▶ [DESCRIPTION OF THE TASK] Look through the records below and collect all lines that hold the string "syarat".

▶ [SOURCE MATERIAL]
__________________________________________________
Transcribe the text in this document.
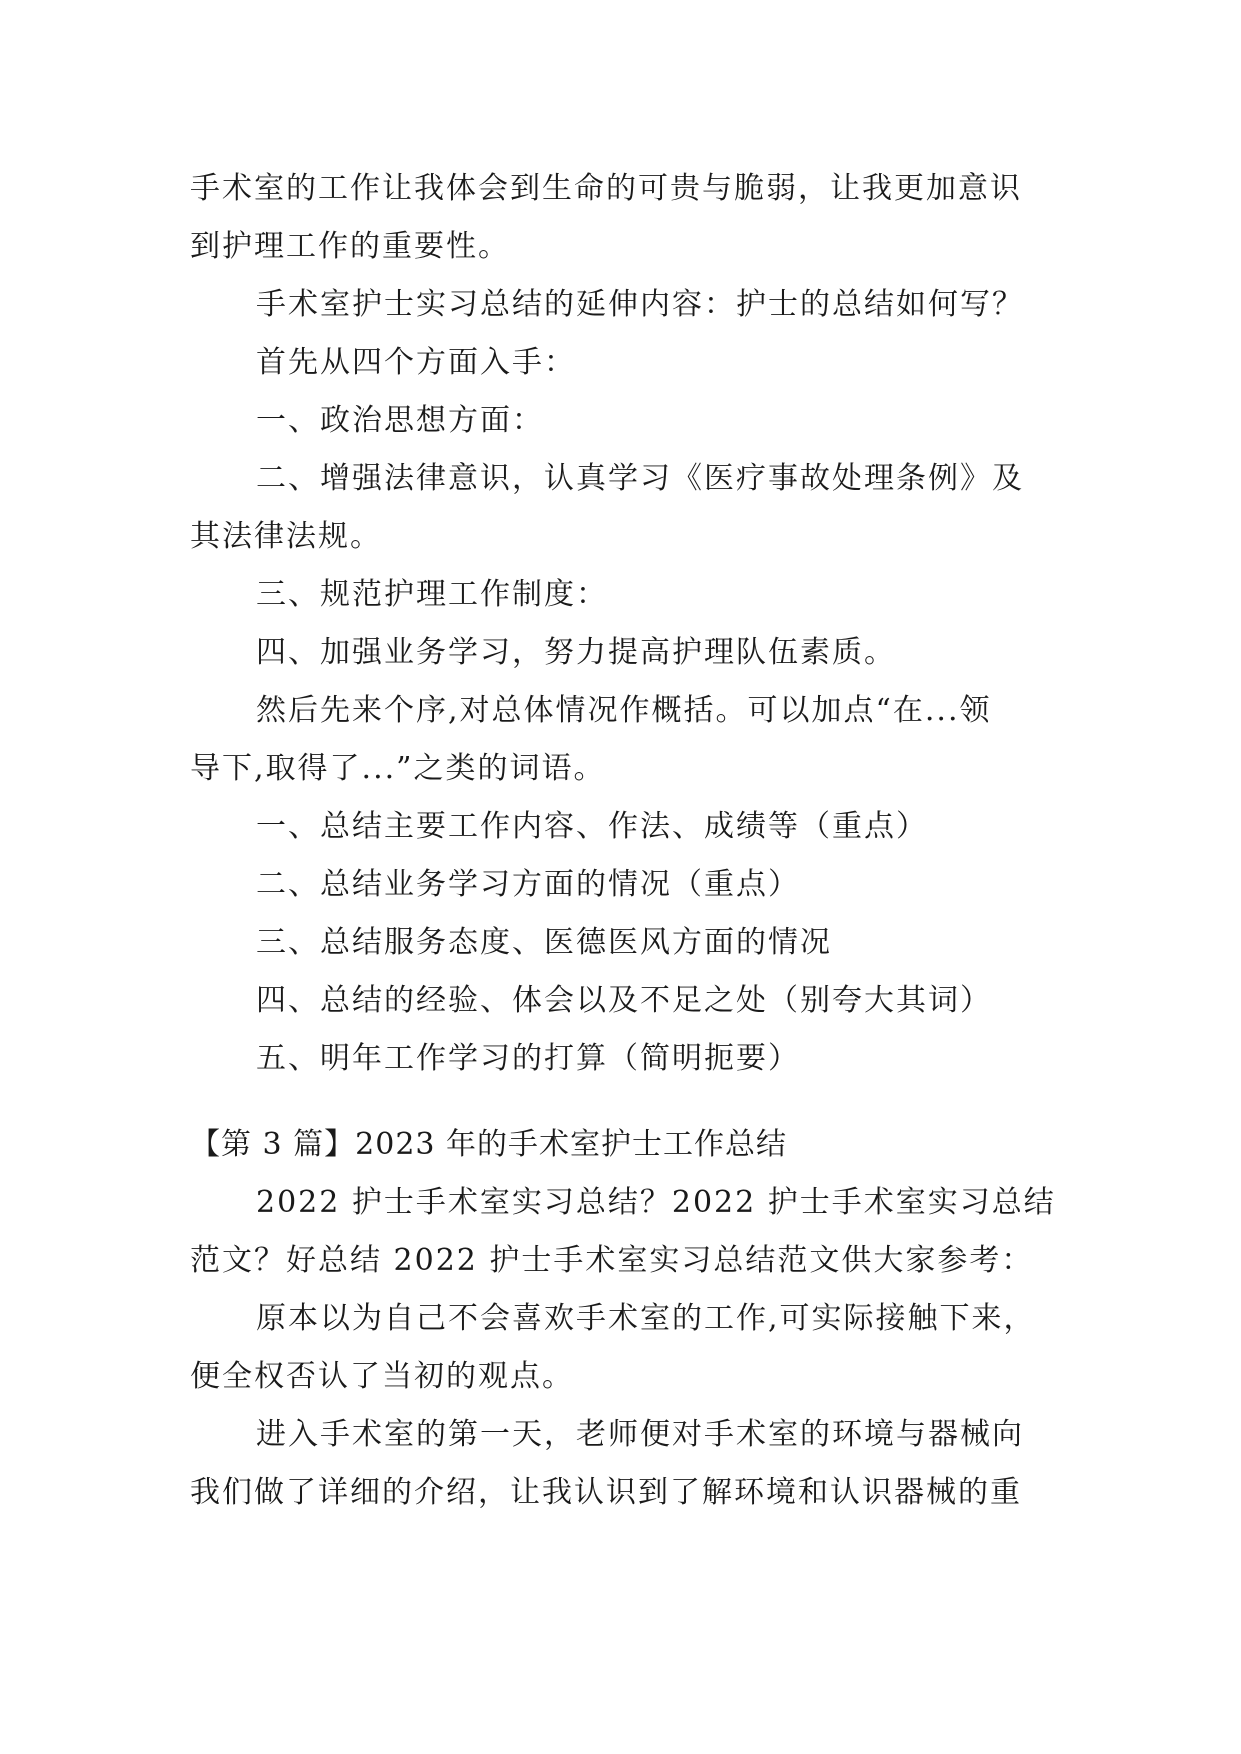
手术室的工作让我体会到生命的可贵与脆弱，让我更加意识
到护理工作的重要性。
手术室护士实习总结的延伸内容：护士的总结如何写？
首先从四个方面入手：
一、政治思想方面：
二、增强法律意识，认真学习《医疗事故处理条例》及
其法律法规。
三、规范护理工作制度：
四、加强业务学习，努力提高护理队伍素质。
然后先来个序,对总体情况作概括。可以加点“在...领
导下,取得了...”之类的词语。
一、总结主要工作内容、作法、成绩等（重点）
二、总结业务学习方面的情况（重点）
三、总结服务态度、医德医风方面的情况
四、总结的经验、体会以及不足之处（别夸大其词）
五、明年工作学习的打算（简明扼要）
【第 3 篇】2023 年的手术室护士工作总结
2022 护士手术室实习总结？2022 护士手术室实习总结
范文？好总结 2022 护士手术室实习总结范文供大家参考：
原本以为自己不会喜欢手术室的工作,可实际接触下来，
便全权否认了当初的观点。
进入手术室的第一天，老师便对手术室的环境与器械向
我们做了详细的介绍，让我认识到了解环境和认识器械的重
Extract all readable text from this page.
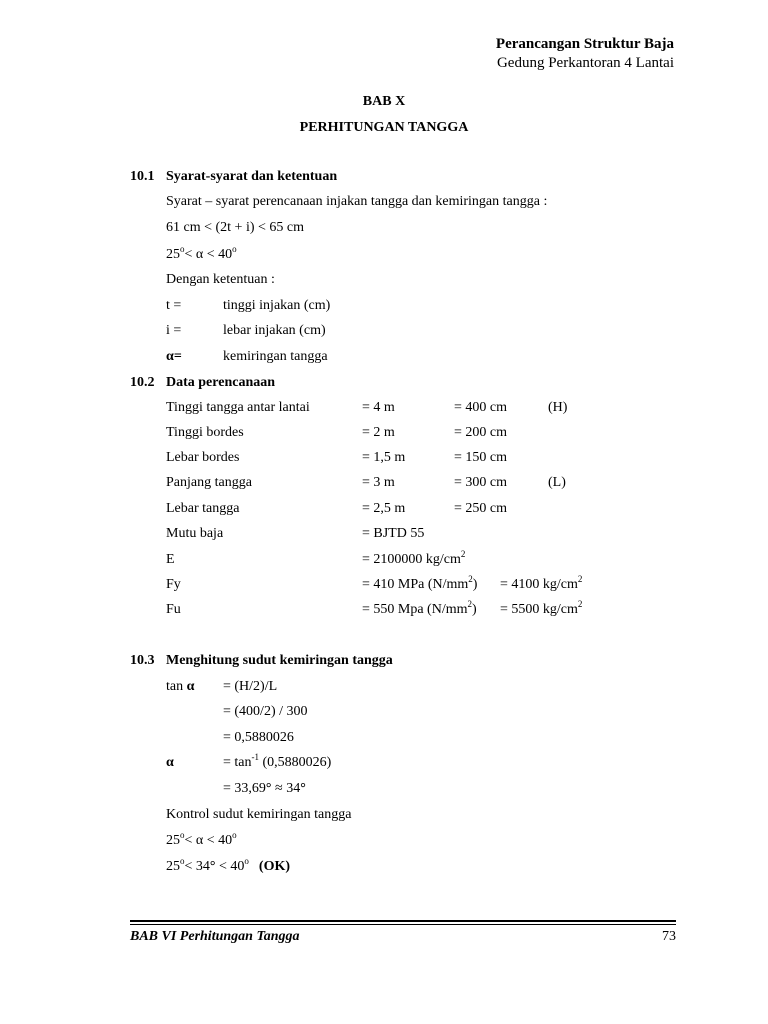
Perancangan Struktur Baja
Gedung Perkantoran 4 Lantai
BAB X
PERHITUNGAN TANGGA
10.1 Syarat-syarat dan ketentuan
Syarat – syarat perencanaan injakan tangga dan kemiringan tangga :
61 cm < (2t + i) < 65 cm
$25^o< \alpha < 40^o$
Dengan ketentuan :
t =	tinggi injakan (cm)
i =	lebar injakan (cm)
α=	kemiringan tangga
10.2 Data perencanaan
Tinggi tangga antar lantai	= 4 m	= 400 cm	(H)
Tinggi bordes	= 2 m	= 200 cm
Lebar bordes	= 1,5 m	= 150 cm
Panjang tangga	= 3 m	= 300 cm	(L)
Lebar tangga	= 2,5 m	= 250 cm
Mutu baja	= BJTD 55
E	= 2100000 $kg/cm^2$
Fy	= 410 MPa $(N/mm^2) = 4100$ $kg/cm^2$
Fu	= 550 Mpa $(N/mm^2) = 5500$ $kg/cm^2$
10.3 Menghitung sudut kemiringan tangga
tan α = (H/2)/L
= (400/2) / 300
= 0,5880026
α	= $\tan^{-1} (0,5880026)$
= 33,69° ≈ 34°
Kontrol sudut kemiringan tangga
$25^o< \alpha < 40^o$
$25^o< 34^\circ < 40^o$ (OK)
BAB VI Perhitungan Tangga	73
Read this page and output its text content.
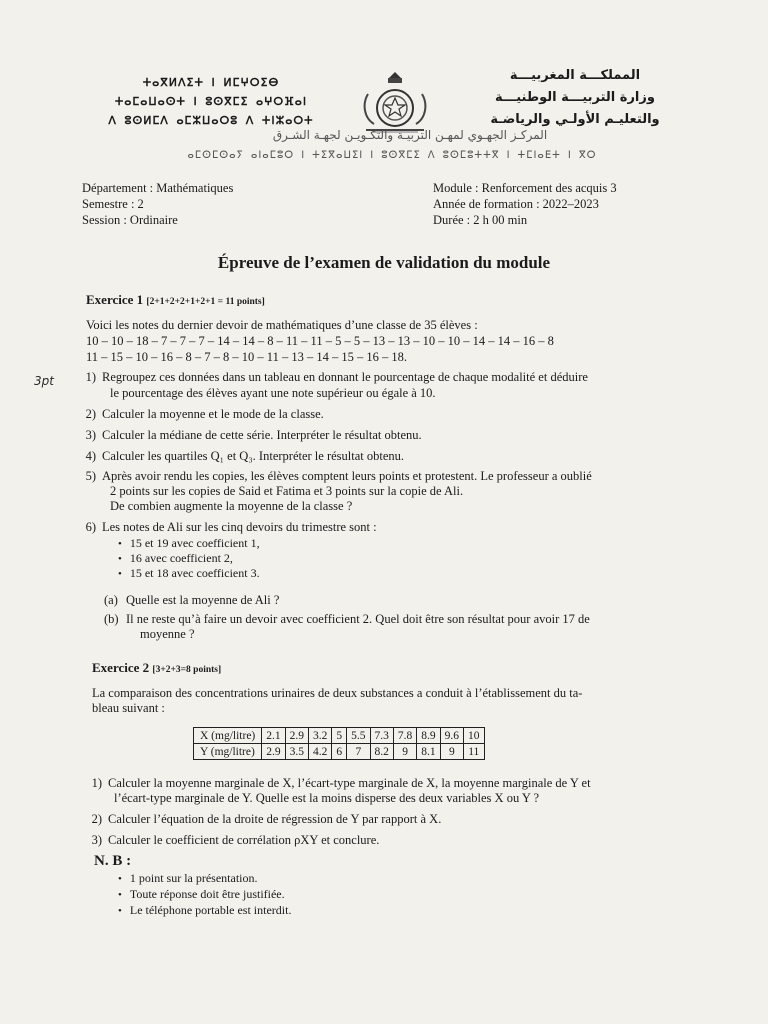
ⵜⴰⴳⵍⴷⵉⵜ ⵏ ⵍⵎⵖⵔⵉⴱ
ⵜⴰⵎⴰⵡⴰⵙⵜ ⵏ ⵓⵙⴳⵎⵉ ⴰⵖⵔⴼⴰⵏ
ⴷ ⵓⵙⵍⵎⴷ ⴰⵎⵣⵡⴰⵔⵓ ⴷ ⵜⵏⵣⴰⵔⵜ
المملكـــة المغربيـــة
وزارة التربيـــة الوطنيـــة
والتعليـم الأولـي والرياضـة
المركـز الجهـوي لمهـن التربيـة والتكـويـن لجهـة الشـرق
ⴰⵎⵙⵎⵙⴰⵢ ⴰⵏⴰⵎⵓⵔ ⵏ ⵜⵉⴳⴰⵡⵉⵏ ⵏ ⵓⵙⴳⵎⵉ ⴷ ⵓⵙⵎⵓⵜⵜⴳ ⵏ ⵜⵎⵏⴰⴹⵜ ⵏ ⴳⵔ
Département : Mathématiques
Semestre : 2
Session : Ordinaire
Module : Renforcement des acquis 3
Année de formation : 2022–2023
Durée : 2 h 00 min
Épreuve de l’examen de validation du module
Exercice 1 [2+1+2+2+1+2+1 = 11 points]
Voici les notes du dernier devoir de mathématiques d’une classe de 35 élèves :
10 – 10 – 18 – 7 – 7 – 7 – 14 – 14 – 8 – 11 – 11 – 5 – 5 – 13 – 13 – 10 – 10 – 14 – 14 – 16 – 8
11 – 15 – 10 – 16 – 8 – 7 – 8 – 10 – 11 – 13 – 14 – 15 – 16 – 18.
3pt	1) Regroupez ces données dans un tableau en donnant le pourcentage de chaque modalité et déduire
le pourcentage des élèves ayant une note supérieur ou égale à 10.
2) Calculer la moyenne et le mode de la classe.
3) Calculer la médiane de cette série. Interpréter le résultat obtenu.
4) Calculer les quartiles Q₁ et Q₃. Interpréter le résultat obtenu.
5) Après avoir rendu les copies, les élèves comptent leurs points et protestent. Le professeur a oublié
2 points sur les copies de Said et Fatima et 3 points sur la copie de Ali.
De combien augmente la moyenne de la classe ?
6) Les notes de Ali sur les cinq devoirs du trimestre sont :
• 15 et 19 avec coefficient 1,
• 16 avec coefficient 2,
• 15 et 18 avec coefficient 3.
(a) Quelle est la moyenne de Ali ?
(b) Il ne reste qu’à faire un devoir avec coefficient 2. Quel doit être son résultat pour avoir 17 de
moyenne ?
Exercice 2 [3+2+3=8 points]
La comparaison des concentrations urinaires de deux substances a conduit à l’établissement du ta-
bleau suivant :
X (mg/litre)	2.1	2.9	3.2	5	5.5	7.3	7.8	8.9	9.6	10
Y (mg/litre)	2.9	3.5	4.2	6	7	8.2	9	8.1	9	11
1) Calculer la moyenne marginale de X, l’écart-type marginale de X, la moyenne marginale de Y et
l’écart-type marginale de Y. Quelle est la moins disperse des deux variables X ou Y ?
2) Calculer l’équation de la droite de régression de Y par rapport à X.
3) Calculer le coefficient de corrélation ρXY et conclure.
N. B :
• 1 point sur la présentation.
• Toute réponse doit être justifiée.
• Le téléphone portable est interdit.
__________________________________________________
▶ [CORRECT OUTPUT]
10.1 Syarat-syarat dan ketentuan
Syarat – syarat perencanaan injakan tangga dan kemiringan tangga :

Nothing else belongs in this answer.